Select every line below containing the word "sociálně".

Saved entries:
§
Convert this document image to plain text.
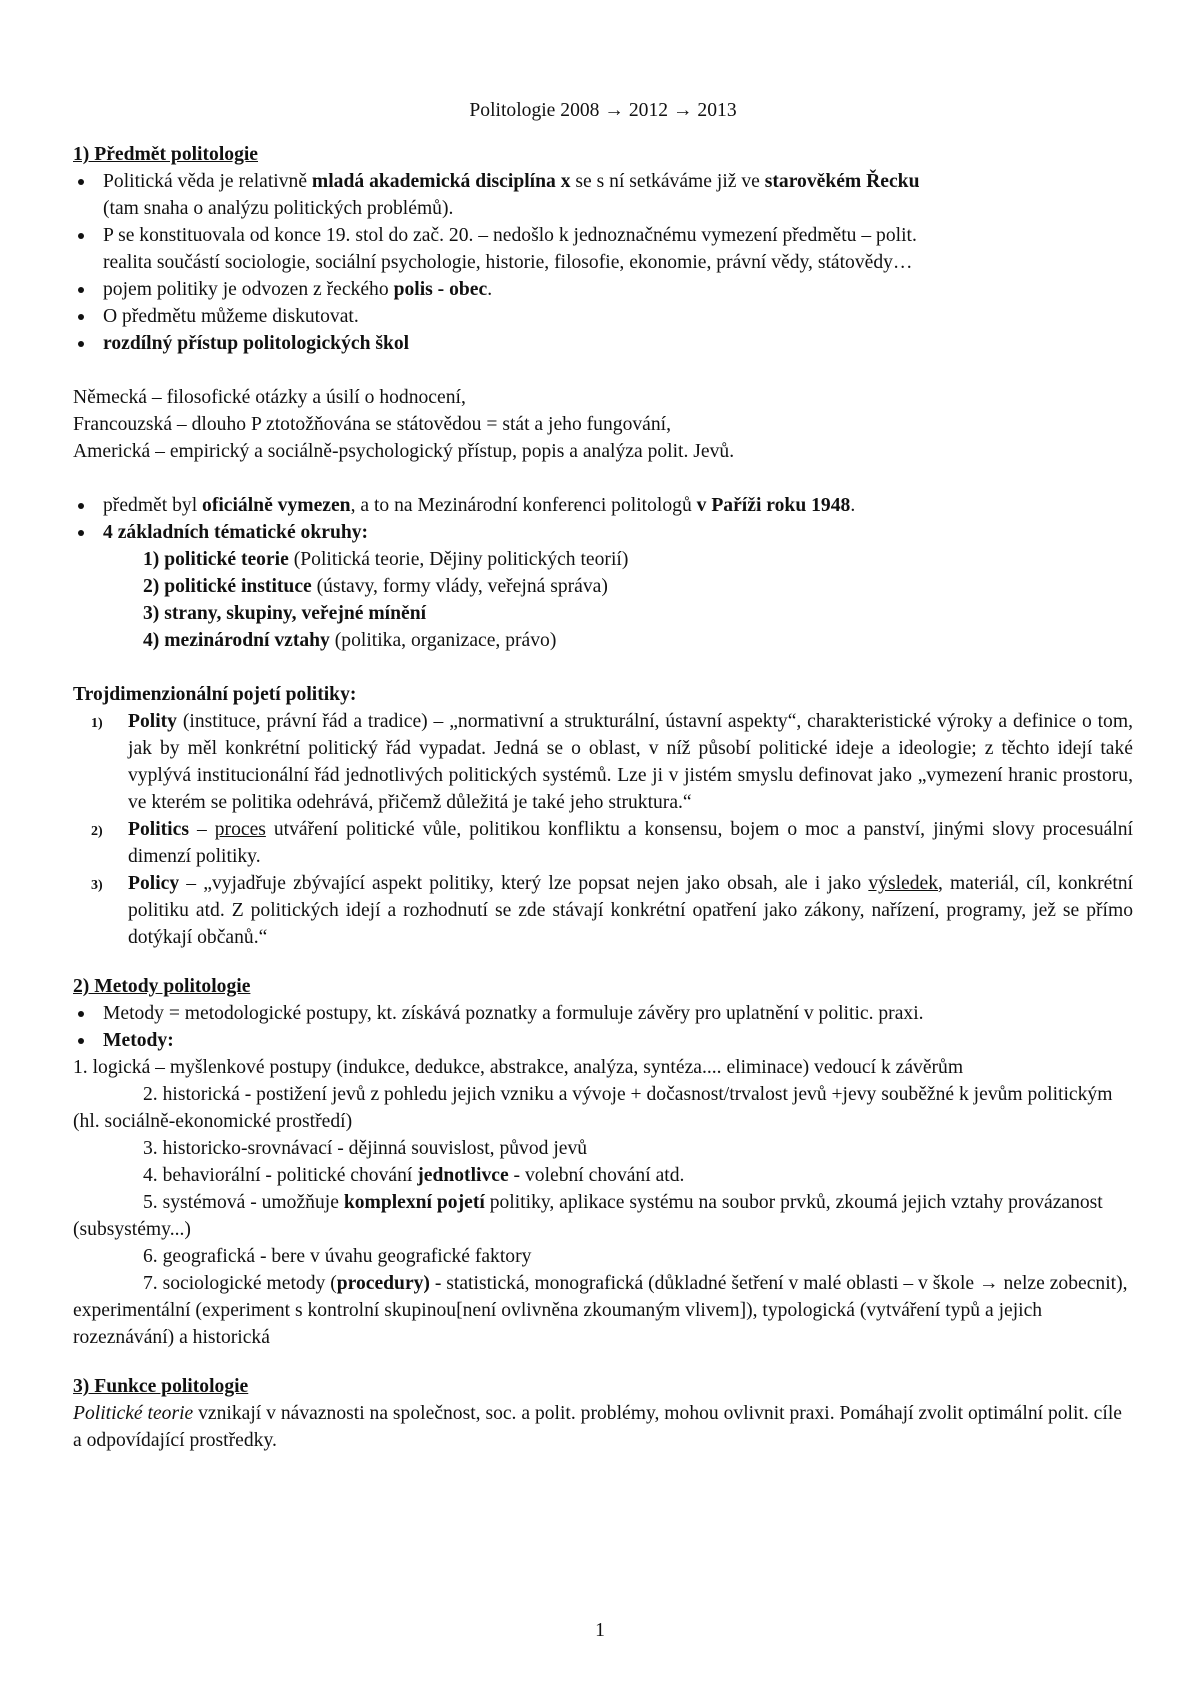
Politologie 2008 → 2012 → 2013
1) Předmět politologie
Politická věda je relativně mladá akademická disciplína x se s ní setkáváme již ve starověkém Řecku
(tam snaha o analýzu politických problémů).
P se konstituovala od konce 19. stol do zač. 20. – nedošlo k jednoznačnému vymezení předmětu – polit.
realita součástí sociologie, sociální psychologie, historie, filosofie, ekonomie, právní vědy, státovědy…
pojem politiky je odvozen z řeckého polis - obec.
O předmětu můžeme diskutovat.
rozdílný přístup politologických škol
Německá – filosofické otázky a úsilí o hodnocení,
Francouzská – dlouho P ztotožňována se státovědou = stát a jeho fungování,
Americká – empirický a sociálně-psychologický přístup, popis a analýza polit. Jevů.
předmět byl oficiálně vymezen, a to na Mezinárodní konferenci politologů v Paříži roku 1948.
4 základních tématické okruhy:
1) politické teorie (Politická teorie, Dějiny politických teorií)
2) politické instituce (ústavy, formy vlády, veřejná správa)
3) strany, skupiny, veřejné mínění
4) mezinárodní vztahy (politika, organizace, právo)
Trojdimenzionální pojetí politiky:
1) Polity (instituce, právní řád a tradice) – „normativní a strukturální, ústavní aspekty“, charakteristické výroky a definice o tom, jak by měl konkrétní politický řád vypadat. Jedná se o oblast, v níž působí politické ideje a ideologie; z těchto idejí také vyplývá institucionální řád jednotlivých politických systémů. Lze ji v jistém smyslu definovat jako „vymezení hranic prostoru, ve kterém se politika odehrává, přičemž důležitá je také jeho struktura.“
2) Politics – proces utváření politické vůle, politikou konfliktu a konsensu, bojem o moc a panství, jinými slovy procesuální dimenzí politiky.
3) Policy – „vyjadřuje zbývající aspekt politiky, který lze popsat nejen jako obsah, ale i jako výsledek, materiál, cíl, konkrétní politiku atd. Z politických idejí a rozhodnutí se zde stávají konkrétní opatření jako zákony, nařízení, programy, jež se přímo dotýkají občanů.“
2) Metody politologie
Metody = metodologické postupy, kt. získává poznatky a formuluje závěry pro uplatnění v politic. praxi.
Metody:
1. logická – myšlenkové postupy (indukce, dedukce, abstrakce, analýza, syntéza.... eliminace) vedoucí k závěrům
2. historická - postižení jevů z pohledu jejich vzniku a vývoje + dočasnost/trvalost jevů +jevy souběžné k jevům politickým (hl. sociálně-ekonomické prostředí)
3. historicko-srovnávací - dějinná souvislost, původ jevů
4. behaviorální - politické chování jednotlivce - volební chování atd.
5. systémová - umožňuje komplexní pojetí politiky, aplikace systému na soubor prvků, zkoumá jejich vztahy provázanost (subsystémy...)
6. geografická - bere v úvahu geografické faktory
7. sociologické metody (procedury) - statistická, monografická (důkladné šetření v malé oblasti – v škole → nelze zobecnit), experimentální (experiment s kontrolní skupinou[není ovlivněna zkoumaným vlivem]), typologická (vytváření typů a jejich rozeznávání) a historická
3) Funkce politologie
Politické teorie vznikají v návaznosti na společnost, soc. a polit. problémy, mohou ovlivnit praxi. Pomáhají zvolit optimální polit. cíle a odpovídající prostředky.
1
§
OUTPUT FOR THIS TASK.
Americká – empirický a sociálně-psychologický přístup, popis a analýza polit. Jevů.
2. historická - postižení jevů z pohledu jejich vzniku a vývoje + dočasnost/trvalost jevů +jevy souběžné k jevům politickým (hl. sociálně-ekonomické prostředí)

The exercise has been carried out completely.